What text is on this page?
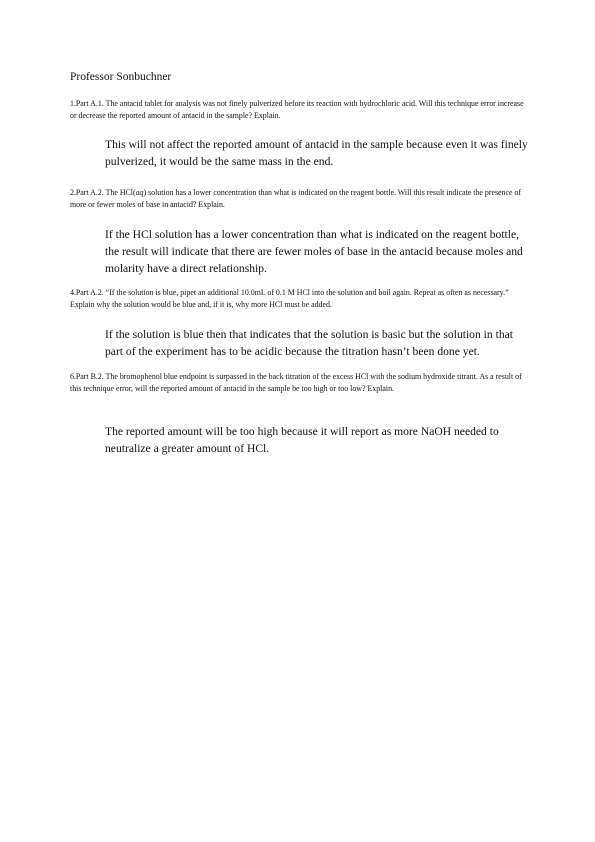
Professor Sonbuchner
1.Part A.1. The antacid tablet for analysis was not finely pulverized before its reaction with hydrochloric acid. Will this technique error increase or decrease the reported amount of antacid in the sample? Explain.
This will not affect the reported amount of antacid in the sample because even it was finely pulverized, it would be the same mass in the end.
2.Part A.2. The HCl(aq) solution has a lower concentration than what is indicated on the reagent bottle. Will this result indicate the presence of more or fewer moles of base in antacid? Explain.
If the HCl solution has a lower concentration than what is indicated on the reagent bottle, the result will indicate that there are fewer moles of base in the antacid because moles and molarity have a direct relationship.
4.Part A.2. “If the solution is blue, pipet an additional 10.0mL of 0.1 M HCl into the solution and boil again. Repeat as often as necessary.” Explain why the solution would be blue and, if it is, why more HCl must be added.
If the solution is blue then that indicates that the solution is basic but the solution in that part of the experiment has to be acidic because the titration hasn’t been done yet.
6.Part B.2. The bromophenol blue endpoint is surpassed in the back titration of the excess HCl with the sodium hydroxide titrant. As a result of this technique error, will the reported amount of antacid in the sample be too high or too low? Explain.
The reported amount will be too high because it will report as more NaOH needed to neutralize a greater amount of HCl.
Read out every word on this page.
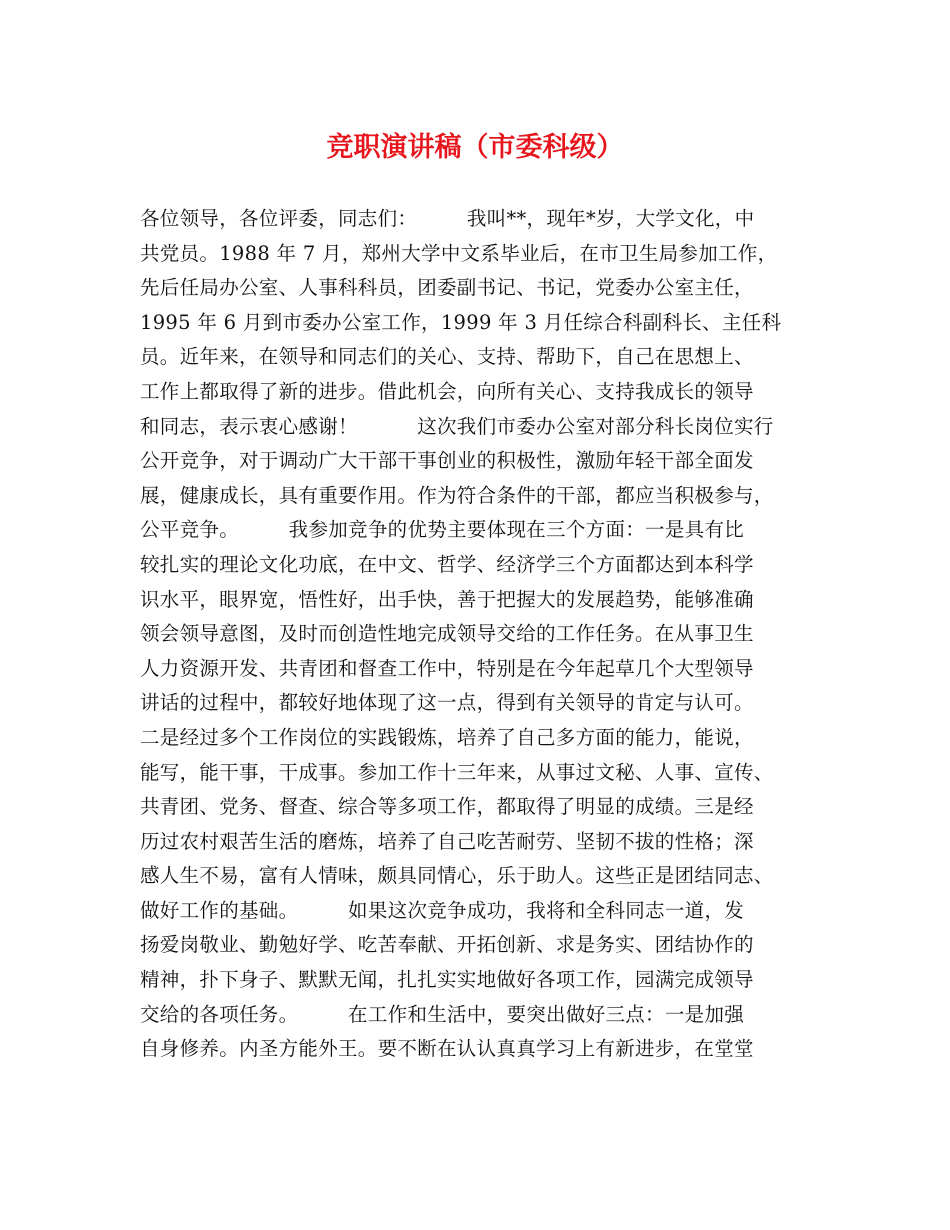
竞职演讲稿（市委科级）
各位领导，各位评委，同志们：　　　我叫**，现年*岁，大学文化，中
共党员。1988 年 7 月，郑州大学中文系毕业后，在市卫生局参加工作，
先后任局办公室、人事科科员，团委副书记、书记，党委办公室主任，
1995 年 6 月到市委办公室工作，1999 年 3 月任综合科副科长、主任科
员。近年来，在领导和同志们的关心、支持、帮助下，自己在思想上、
工作上都取得了新的进步。借此机会，向所有关心、支持我成长的领导
和同志，表示衷心感谢！　　　这次我们市委办公室对部分科长岗位实行
公开竞争，对于调动广大干部干事创业的积极性，激励年轻干部全面发
展，健康成长，具有重要作用。作为符合条件的干部，都应当积极参与，
公平竞争。　　　我参加竞争的优势主要体现在三个方面：一是具有比
较扎实的理论文化功底，在中文、哲学、经济学三个方面都达到本科学
识水平，眼界宽，悟性好，出手快，善于把握大的发展趋势，能够准确
领会领导意图，及时而创造性地完成领导交给的工作任务。在从事卫生
人力资源开发、共青团和督查工作中，特别是在今年起草几个大型领导
讲话的过程中，都较好地体现了这一点，得到有关领导的肯定与认可。
二是经过多个工作岗位的实践锻炼，培养了自己多方面的能力，能说，
能写，能干事，干成事。参加工作十三年来，从事过文秘、人事、宣传、
共青团、党务、督查、综合等多项工作，都取得了明显的成绩。三是经
历过农村艰苦生活的磨炼，培养了自己吃苦耐劳、坚韧不拔的性格；深
感人生不易，富有人情味，颇具同情心，乐于助人。这些正是团结同志、
做好工作的基础。　　　如果这次竞争成功，我将和全科同志一道，发
扬爱岗敬业、勤勉好学、吃苦奉献、开拓创新、求是务实、团结协作的
精神，扑下身子、默默无闻，扎扎实实地做好各项工作，园满完成领导
交给的各项任务。　　　在工作和生活中，要突出做好三点：一是加强
自身修养。内圣方能外王。要不断在认认真真学习上有新进步，在堂堂
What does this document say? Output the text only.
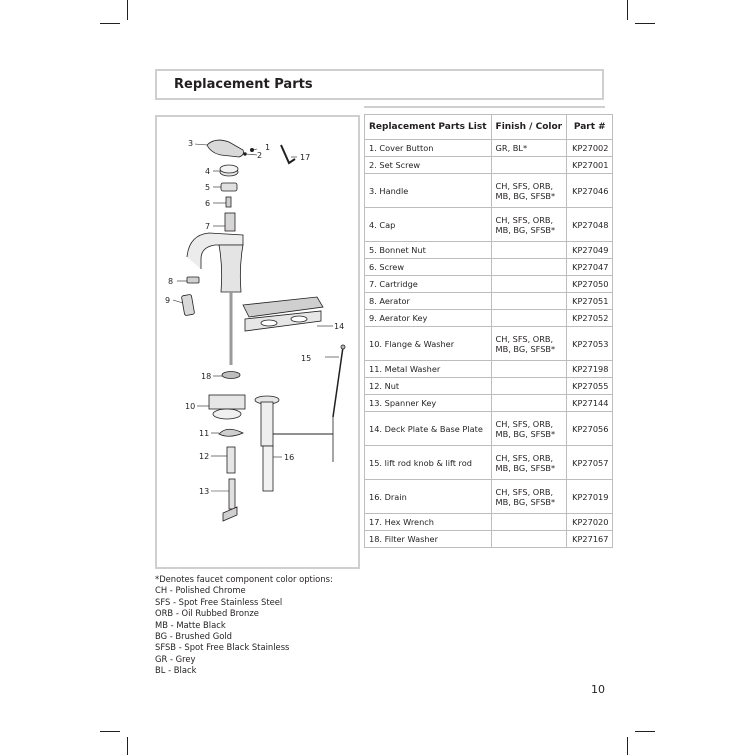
Replacement Parts
3	1
2	17
4
5
6
7
8
9
14
15
18
10
11
12	16
13
Replacement Parts List	Finish / Color	Part #
1. Cover Button	GR, BL*	KP27002
2. Set Screw		KP27001
3. Handle	CH, SFS, ORB, MB, BG, SFSB*	KP27046
4. Cap	CH, SFS, ORB, MB, BG, SFSB*	KP27048
5. Bonnet Nut		KP27049
6. Screw		KP27047
7. Cartridge		KP27050
8. Aerator		KP27051
9. Aerator Key		KP27052
10. Flange & Washer	CH, SFS, ORB, MB, BG, SFSB*	KP27053
11. Metal Washer		KP27198
12. Nut		KP27055
13. Spanner Key		KP27144
14. Deck Plate & Base Plate	CH, SFS, ORB, MB, BG, SFSB*	KP27056
15. lift rod knob & lift rod	CH, SFS, ORB, MB, BG, SFSB*	KP27057
16. Drain	CH, SFS, ORB, MB, BG, SFSB*	KP27019
17. Hex Wrench		KP27020
18. Filter Washer		KP27167
*Denotes faucet component color options:
CH - Polished Chrome
SFS - Spot Free Stainless Steel
ORB - Oil Rubbed Bronze
MB - Matte Black
BG - Brushed Gold
SFSB - Spot Free Black Stainless
GR - Grey
BL - Black
10
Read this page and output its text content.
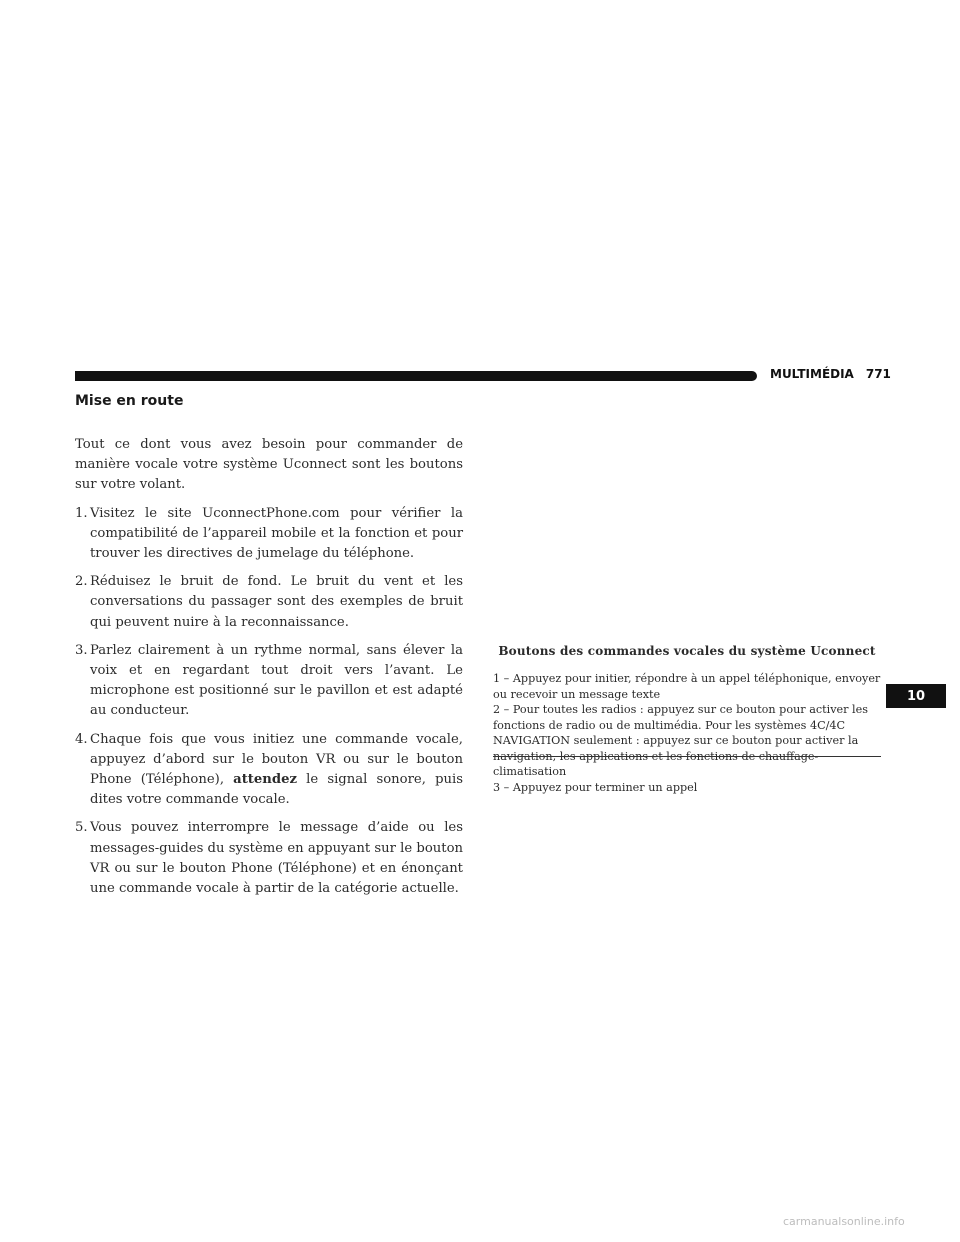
MULTIMÉDIA 771
Mise en route

Tout ce dont vous avez besoin pour commander de manière vocale votre système Uconnect sont les boutons sur votre volant.

1. Visitez le site UconnectPhone.com pour vérifier la compatibilité de l’appareil mobile et la fonction et pour trouver les directives de jumelage du téléphone.
2. Réduisez le bruit de fond. Le bruit du vent et les conversations du passager sont des exemples de bruit qui peuvent nuire à la reconnaissance.
3. Parlez clairement à un rythme normal, sans élever la voix et en regardant tout droit vers l’avant. Le microphone est positionné sur le pavillon et est adapté au conducteur.
4. Chaque fois que vous initiez une commande vocale, appuyez d’abord sur le bouton VR ou sur le bouton Phone (Téléphone), attendez le signal sonore, puis dites votre commande vocale.
5. Vous pouvez interrompre le message d’aide ou les messages-guides du système en appuyant sur le bouton VR ou sur le bouton Phone (Téléphone) et en énonçant une commande vocale à partir de la catégorie actuelle.
Boutons des commandes vocales du système Uconnect
1 – Appuyez pour initier, répondre à un appel téléphonique, envoyer ou recevoir un message texte
2 – Pour toutes les radios : appuyez sur ce bouton pour activer les fonctions de radio ou de multimédia. Pour les systèmes 4C/4C NAVIGATION seulement : appuyez sur ce bouton pour activer la navigation, les applications et les fonctions de chauffage-climatisation
3 – Appuyez pour terminer un appel
10
carmanualsonline.info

★ ★ ★ ★

▸ EXERCISE TASK: Within the material above, find the lines that contain the word "error"; copy them.

▸ WRITTEN REPLY:
1.Part A.1. The antacid tablet for analysis was not finely pulverized before its reaction with hydrochloric acid. Will this technique error increase or decrease the reported amount of antacid in the sample? Explain.
6.Part B.2. The bromophenol blue endpoint is surpassed in the back titration of the excess HCl with the sodium hydroxide titrant. As a result of this technique error, will the reported amount of antacid in the sample be too high or too low? Explain.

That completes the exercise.